((

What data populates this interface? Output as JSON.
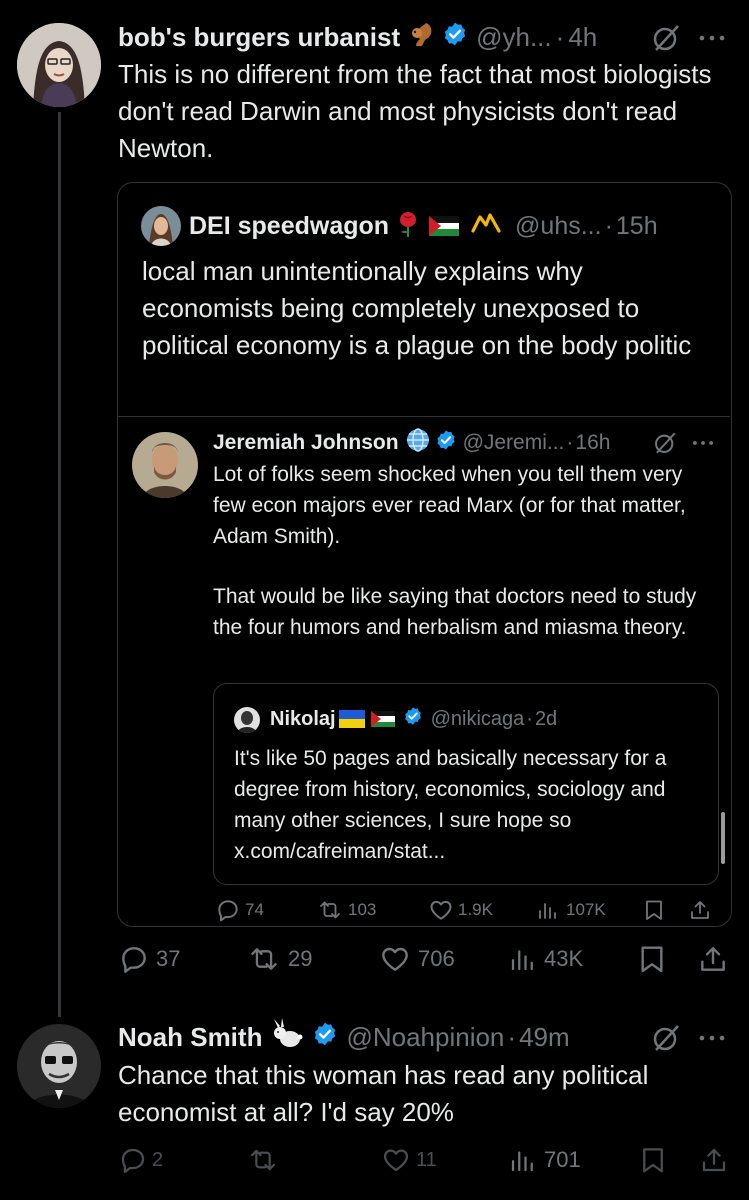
{
  "post1": {
    "display_name": "bob's burgers urbanist",
    "handle": "@yh...",
    "time": "4h",
    "text": "This is no different from the fact that most biologists don't read Darwin and most physicists don't read Newton.",
    "actions": {
      "replies": "37",
      "reposts": "29",
      "likes": "706",
      "views": "43K"
    }
  },
  "quote1": {
    "display_name": "DEI speedwagon",
    "handle": "@uhs...",
    "time": "15h",
    "text": "local man unintentionally explains why economists being completely unexposed to political economy is a plague on the body politic"
  },
  "quote2": {
    "display_name": "Jeremiah Johnson",
    "handle": "@Jeremi...",
    "time": "16h",
    "text_p1": "Lot of folks seem shocked when you tell them very few econ majors ever read Marx (or for that matter, Adam Smith).",
    "text_p2": "That would be like saying that doctors need to study the four humors and herbalism and miasma theory.",
    "actions": {
      "replies": "74",
      "reposts": "103",
      "likes": "1.9K",
      "views": "107K"
    }
  },
  "quote3": {
    "display_name": "Nikolaj",
    "handle": "@nikicaga",
    "time": "2d",
    "text": "It's like 50 pages and basically necessary for a degree from history, economics, sociology and many other sciences, I sure hope so x.com/cafreiman/stat..."
  },
  "post2": {
    "display_name": "Noah Smith",
    "handle": "@Noahpinion",
    "time": "49m",
    "text": "Chance that this woman has read any political economist at all? I'd say 20%",
    "actions": {
      "replies": "2",
      "reposts": "",
      "likes": "11",
      "views": "701"
    }
  },
  "separator": "·",
  "colors": {
    "background": "#000000",
    "text": "#e7e9ea",
    "muted": "#71767b",
    "verified": "#1d9bf0",
    "border": "#2f3336"
  },
  "icons": [
    "squirrel-emoji",
    "verified-badge",
    "grok-icon",
    "more-icon",
    "rose-emoji",
    "palestine-flag",
    "gold-crown-icon",
    "globe-emoji",
    "ukraine-flag",
    "rabbit-emoji",
    "reply-icon",
    "repost-icon",
    "like-icon",
    "views-icon",
    "bookmark-icon",
    "share-icon"
  ]
}
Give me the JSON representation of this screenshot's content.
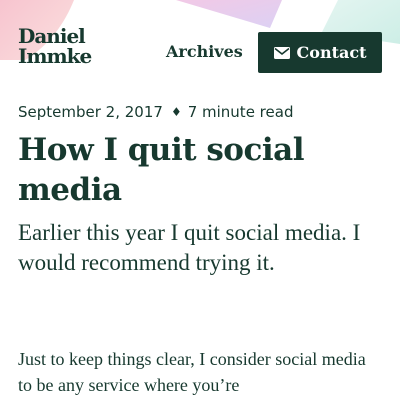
{
  "header": {
    "logo": {
      "line1": "Daniel",
      "line2": "Immke"
    },
    "nav": {
      "archives_label": "Archives",
      "contact_label": "Contact",
      "contact_icon": "envelope-icon"
    }
  },
  "colors": {
    "text": "#17392f",
    "button_bg": "#17392f",
    "button_text": "#ffffff",
    "decor_pink": "#f6c8d3",
    "decor_purple": "#e7cdef",
    "decor_teal": "#d8f0ea"
  },
  "post": {
    "date": "September 2, 2017",
    "separator": "♦",
    "read_time": "7 minute read",
    "title": "How I quit social media",
    "lede": "Earlier this year I quit social media. I would recommend trying it.",
    "body_start": "Just to keep things clear, I consider social media to be any service where you’re"
  }
}
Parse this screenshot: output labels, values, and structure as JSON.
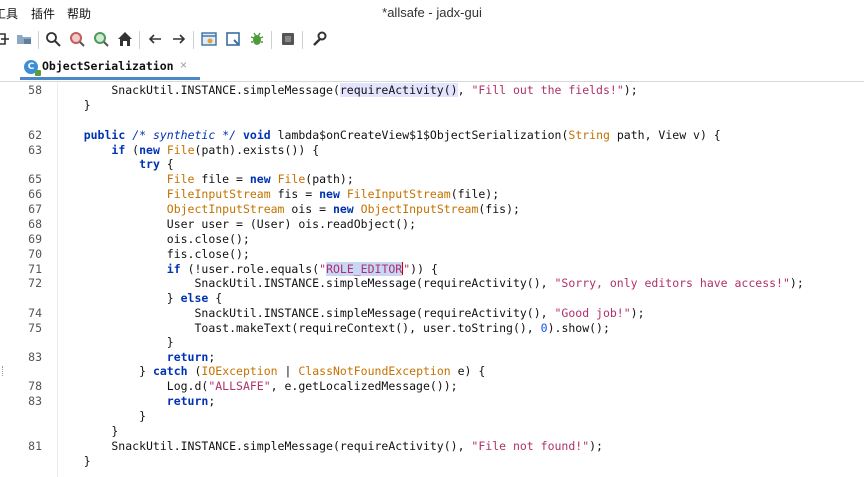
{
  "menubar": {
    "items": [
      "工具",
      "插件",
      "帮助"
    ]
  },
  "window": {
    "title": "*allsafe - jadx-gui"
  },
  "toolbar": {
    "buttons": [
      "sync-icon",
      "folder-icon",
      "search-icon",
      "find-class-icon",
      "find-usage-icon",
      "home-icon",
      "back-icon",
      "forward-icon",
      "decompile-icon",
      "bookmark-icon",
      "debug-bug-icon",
      "stop-icon",
      "settings-wrench-icon"
    ]
  },
  "tab": {
    "label": "ObjectSerialization",
    "close": "×",
    "icon_letter": "C"
  },
  "editor": {
    "lines": [
      {
        "n": "58",
        "code": "line58"
      },
      {
        "n": "",
        "code": "close1"
      },
      {
        "n": "",
        "code": "blank"
      },
      {
        "n": "62",
        "code": "line62"
      },
      {
        "n": "63",
        "code": "line63"
      },
      {
        "n": "",
        "code": "try"
      },
      {
        "n": "65",
        "code": "line65"
      },
      {
        "n": "66",
        "code": "line66"
      },
      {
        "n": "67",
        "code": "line67"
      },
      {
        "n": "68",
        "code": "line68"
      },
      {
        "n": "69",
        "code": "line69"
      },
      {
        "n": "70",
        "code": "line70"
      },
      {
        "n": "71",
        "code": "line71"
      },
      {
        "n": "72",
        "code": "line72"
      },
      {
        "n": "",
        "code": "else"
      },
      {
        "n": "74",
        "code": "line74"
      },
      {
        "n": "75",
        "code": "line75"
      },
      {
        "n": "",
        "code": "close2"
      },
      {
        "n": "83",
        "code": "line83a"
      },
      {
        "n": "",
        "code": "catch"
      },
      {
        "n": "78",
        "code": "line78"
      },
      {
        "n": "83",
        "code": "line83b"
      },
      {
        "n": "",
        "code": "close3"
      },
      {
        "n": "",
        "code": "close4"
      },
      {
        "n": "81",
        "code": "line81"
      },
      {
        "n": "",
        "code": "close5"
      }
    ],
    "strings": {
      "fill_fields": "\"Fill out the fields!\"",
      "role_editor": "ROLE_EDITOR",
      "sorry": "\"Sorry, only editors have access!\"",
      "good_job": "\"Good job!\"",
      "allsafe": "\"ALLSAFE\"",
      "file_not_found": "\"File not found!\""
    }
  },
  "colors": {
    "keyword": "#0033b3",
    "type": "#c47200",
    "string": "#b0306a",
    "tab_accent": "#4a88c7"
  }
}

))

(REQUIRED TASK) Copy each line above that contains the string "social".

(EXPECTED ANSWER)
    "title": "How I quit social media",
    "lede": "Earlier this year I quit social media. I would recommend trying it.",
    "body_start": "Just to keep things clear, I consider social media to be any service where you’re"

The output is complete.